= What the exercise asks =
Tally the lines holding the word "JSON" and state the count by itself.

= Material for this exercise =
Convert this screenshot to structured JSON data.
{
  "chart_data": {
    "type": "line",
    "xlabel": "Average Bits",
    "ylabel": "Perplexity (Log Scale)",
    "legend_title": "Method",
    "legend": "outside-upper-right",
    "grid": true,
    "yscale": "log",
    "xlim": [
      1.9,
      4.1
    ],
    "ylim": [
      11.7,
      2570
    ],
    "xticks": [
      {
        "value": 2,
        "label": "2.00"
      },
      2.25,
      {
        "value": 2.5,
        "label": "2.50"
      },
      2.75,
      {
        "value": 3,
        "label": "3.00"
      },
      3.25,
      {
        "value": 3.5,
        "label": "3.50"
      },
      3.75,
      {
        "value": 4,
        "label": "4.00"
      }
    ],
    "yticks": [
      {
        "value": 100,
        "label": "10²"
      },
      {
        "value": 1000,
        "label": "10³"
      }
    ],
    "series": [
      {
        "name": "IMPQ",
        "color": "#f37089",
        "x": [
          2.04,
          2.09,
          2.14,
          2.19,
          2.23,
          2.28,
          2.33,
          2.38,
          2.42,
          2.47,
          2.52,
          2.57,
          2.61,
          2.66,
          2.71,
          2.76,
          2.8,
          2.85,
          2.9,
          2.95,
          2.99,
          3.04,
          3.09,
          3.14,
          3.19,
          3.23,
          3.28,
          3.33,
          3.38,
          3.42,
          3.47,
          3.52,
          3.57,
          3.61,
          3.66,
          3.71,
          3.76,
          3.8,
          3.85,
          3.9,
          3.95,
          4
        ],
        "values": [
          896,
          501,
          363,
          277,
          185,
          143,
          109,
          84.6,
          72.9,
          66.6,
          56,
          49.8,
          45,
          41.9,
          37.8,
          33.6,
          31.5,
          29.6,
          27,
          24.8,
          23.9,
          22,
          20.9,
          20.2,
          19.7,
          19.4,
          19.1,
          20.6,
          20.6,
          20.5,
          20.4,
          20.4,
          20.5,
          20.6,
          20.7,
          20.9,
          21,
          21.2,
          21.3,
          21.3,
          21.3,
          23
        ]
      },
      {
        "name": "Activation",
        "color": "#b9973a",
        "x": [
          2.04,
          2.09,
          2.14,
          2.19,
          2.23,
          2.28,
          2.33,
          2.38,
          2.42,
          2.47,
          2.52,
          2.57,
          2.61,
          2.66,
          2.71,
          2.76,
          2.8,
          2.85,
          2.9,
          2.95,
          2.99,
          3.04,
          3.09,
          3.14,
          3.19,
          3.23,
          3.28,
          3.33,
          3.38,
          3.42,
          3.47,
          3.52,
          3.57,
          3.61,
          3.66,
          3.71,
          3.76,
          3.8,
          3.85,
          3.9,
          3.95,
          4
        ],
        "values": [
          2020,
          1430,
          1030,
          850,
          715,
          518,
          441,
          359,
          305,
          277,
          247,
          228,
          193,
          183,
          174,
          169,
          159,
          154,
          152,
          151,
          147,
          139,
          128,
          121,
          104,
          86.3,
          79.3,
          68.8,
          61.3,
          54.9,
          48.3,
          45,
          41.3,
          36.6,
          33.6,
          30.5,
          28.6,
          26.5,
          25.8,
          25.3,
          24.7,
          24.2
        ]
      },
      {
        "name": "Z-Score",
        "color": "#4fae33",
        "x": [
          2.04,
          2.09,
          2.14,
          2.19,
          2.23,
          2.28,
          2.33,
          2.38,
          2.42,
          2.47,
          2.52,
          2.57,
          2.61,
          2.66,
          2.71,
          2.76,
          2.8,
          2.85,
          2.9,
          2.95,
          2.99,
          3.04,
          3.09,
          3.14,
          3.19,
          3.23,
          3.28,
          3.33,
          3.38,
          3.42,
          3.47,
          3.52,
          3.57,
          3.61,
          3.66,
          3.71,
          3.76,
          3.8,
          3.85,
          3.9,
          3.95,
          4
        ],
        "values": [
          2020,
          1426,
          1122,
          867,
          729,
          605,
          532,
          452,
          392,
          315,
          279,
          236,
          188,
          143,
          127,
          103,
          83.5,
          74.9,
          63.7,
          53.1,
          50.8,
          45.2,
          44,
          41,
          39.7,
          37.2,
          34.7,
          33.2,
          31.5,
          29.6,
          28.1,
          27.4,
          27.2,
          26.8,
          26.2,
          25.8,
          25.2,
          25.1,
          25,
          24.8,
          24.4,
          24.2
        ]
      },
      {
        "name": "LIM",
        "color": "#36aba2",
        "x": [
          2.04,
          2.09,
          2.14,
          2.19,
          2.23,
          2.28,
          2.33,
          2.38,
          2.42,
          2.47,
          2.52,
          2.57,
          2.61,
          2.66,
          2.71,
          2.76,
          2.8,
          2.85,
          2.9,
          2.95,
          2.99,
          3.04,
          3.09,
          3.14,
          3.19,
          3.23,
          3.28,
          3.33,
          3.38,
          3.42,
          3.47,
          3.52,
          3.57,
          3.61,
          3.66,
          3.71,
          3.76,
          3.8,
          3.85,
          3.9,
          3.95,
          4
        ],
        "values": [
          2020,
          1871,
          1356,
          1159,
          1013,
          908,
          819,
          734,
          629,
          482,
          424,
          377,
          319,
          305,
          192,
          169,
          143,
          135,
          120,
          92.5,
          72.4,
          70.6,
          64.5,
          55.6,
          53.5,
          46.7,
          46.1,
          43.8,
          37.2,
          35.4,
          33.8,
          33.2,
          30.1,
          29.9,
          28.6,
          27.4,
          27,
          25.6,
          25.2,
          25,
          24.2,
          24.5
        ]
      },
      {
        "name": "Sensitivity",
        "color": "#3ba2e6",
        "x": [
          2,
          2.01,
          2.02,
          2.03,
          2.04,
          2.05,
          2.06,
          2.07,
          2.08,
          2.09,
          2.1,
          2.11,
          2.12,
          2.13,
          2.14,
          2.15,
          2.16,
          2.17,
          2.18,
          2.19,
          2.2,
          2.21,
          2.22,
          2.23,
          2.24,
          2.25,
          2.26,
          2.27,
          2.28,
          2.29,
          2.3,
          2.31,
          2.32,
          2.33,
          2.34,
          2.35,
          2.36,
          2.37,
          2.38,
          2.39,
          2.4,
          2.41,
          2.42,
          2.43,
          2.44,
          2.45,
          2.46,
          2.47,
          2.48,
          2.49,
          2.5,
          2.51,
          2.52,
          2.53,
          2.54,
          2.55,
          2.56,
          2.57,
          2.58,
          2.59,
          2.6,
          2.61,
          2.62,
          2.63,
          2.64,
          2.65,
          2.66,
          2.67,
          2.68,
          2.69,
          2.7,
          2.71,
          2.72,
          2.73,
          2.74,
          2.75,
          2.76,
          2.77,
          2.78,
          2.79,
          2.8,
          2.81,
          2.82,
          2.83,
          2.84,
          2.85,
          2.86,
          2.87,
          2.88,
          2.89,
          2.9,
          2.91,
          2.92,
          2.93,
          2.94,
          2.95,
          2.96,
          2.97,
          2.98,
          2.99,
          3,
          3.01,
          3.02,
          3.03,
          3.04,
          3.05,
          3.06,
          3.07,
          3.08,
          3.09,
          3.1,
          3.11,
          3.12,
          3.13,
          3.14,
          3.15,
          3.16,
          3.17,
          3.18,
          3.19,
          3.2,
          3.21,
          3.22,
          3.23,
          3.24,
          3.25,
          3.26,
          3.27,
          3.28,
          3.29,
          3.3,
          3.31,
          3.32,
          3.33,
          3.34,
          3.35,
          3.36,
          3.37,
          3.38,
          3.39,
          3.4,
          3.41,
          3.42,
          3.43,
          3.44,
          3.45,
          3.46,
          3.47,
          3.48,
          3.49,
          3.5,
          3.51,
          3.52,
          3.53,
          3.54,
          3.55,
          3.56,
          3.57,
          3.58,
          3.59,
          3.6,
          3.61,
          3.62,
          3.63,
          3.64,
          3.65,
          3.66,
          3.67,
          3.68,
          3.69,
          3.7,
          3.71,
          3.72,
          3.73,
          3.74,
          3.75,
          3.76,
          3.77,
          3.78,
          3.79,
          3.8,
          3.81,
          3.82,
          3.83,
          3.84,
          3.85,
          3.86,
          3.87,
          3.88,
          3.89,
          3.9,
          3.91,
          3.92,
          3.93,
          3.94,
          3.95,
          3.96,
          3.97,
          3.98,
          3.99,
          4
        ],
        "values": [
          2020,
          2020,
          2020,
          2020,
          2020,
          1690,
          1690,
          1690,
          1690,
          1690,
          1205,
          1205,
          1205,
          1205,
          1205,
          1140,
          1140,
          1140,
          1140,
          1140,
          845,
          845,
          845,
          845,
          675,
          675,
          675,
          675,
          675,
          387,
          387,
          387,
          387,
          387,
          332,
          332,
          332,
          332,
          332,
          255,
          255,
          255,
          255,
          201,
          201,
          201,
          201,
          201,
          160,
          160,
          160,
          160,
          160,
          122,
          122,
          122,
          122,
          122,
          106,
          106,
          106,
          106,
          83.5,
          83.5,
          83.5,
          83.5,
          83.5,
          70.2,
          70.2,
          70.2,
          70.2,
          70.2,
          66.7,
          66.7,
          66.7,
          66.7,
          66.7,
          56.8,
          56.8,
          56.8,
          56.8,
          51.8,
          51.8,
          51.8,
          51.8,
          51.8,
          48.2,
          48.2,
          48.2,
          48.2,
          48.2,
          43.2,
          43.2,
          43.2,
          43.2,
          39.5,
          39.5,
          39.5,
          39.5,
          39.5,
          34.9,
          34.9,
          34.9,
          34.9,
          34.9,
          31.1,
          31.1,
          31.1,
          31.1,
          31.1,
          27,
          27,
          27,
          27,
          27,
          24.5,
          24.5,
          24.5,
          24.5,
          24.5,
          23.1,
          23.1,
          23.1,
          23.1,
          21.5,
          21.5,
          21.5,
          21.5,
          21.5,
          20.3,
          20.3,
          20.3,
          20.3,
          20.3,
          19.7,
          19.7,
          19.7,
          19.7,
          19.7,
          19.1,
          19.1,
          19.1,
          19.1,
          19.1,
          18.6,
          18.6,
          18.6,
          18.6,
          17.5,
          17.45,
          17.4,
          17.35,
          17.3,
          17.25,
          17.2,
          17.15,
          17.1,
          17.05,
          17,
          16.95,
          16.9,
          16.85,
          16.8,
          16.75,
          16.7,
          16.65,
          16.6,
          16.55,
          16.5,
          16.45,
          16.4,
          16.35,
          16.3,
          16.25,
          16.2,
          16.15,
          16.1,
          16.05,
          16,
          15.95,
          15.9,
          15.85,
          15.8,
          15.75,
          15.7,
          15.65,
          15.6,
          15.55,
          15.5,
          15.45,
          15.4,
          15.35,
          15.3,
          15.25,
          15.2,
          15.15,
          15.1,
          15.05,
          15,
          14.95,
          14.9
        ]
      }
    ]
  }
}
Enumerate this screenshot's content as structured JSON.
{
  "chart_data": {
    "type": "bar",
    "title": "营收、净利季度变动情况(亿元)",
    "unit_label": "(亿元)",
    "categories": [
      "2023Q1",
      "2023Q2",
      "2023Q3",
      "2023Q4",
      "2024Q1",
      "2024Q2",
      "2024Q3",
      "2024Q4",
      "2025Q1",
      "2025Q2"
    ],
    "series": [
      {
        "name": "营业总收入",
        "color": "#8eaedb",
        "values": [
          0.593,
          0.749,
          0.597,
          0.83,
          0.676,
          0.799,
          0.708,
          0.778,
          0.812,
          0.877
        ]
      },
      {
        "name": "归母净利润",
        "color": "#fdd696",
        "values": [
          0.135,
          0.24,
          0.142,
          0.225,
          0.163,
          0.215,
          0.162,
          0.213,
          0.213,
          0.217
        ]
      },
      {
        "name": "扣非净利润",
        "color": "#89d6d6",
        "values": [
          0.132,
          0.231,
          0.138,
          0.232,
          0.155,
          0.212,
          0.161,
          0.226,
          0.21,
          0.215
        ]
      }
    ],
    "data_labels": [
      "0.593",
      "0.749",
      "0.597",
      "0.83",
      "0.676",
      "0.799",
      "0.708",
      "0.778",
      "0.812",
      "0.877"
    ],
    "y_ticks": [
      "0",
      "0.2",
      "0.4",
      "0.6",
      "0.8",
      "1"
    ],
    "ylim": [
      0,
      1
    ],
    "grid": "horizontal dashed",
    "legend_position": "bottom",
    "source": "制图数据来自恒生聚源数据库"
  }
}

= Solution to the exercise =
2